Exclude the pictures, then repeat the remaining data exactly.

Stored data:
=-=-=-=-=

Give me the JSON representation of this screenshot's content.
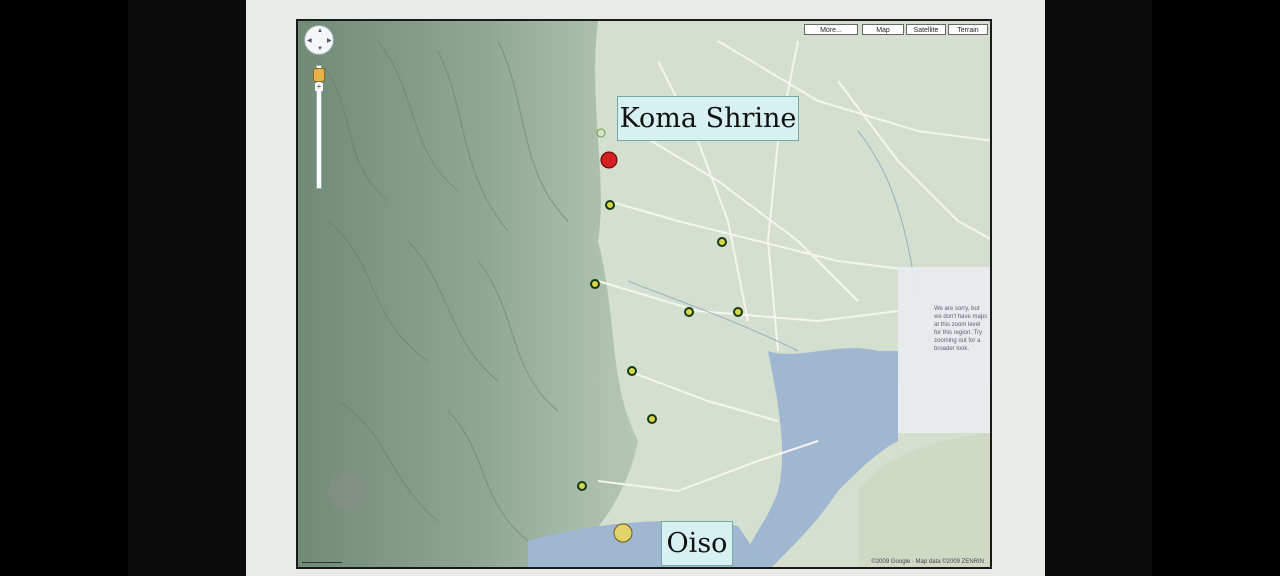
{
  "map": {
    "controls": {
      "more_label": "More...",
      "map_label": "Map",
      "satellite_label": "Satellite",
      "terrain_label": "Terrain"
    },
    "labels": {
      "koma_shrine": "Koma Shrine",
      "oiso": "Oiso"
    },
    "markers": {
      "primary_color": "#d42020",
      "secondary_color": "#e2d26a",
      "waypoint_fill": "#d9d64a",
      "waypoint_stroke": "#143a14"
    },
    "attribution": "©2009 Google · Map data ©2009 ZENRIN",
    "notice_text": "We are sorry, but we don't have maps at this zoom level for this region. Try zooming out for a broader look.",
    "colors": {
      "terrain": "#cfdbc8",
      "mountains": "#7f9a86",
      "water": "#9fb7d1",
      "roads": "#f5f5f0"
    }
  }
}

=-=-=-=-=

FINISHED ANSWER
Give me the JSON representation of this screenshot's content.
{
  "map": {
    "controls": {
      "more_label": "More...",
      "map_label": "Map",
      "satellite_label": "Satellite",
      "terrain_label": "Terrain"
    },
    "labels": {
      "koma_shrine": "Koma Shrine",
      "oiso": "Oiso"
    },
    "markers": {
      "primary_color": "#d42020",
      "secondary_color": "#e2d26a",
      "waypoint_fill": "#d9d64a",
      "waypoint_stroke": "#143a14"
    },
    "attribution": "©2009 Google · Map data ©2009 ZENRIN",
    "notice_text": "We are sorry, but we don't have maps at this zoom level for this region. Try zooming out for a broader look.",
    "colors": {
      "terrain": "#cfdbc8",
      "mountains": "#7f9a86",
      "water": "#9fb7d1",
      "roads": "#f5f5f0"
    }
  }
}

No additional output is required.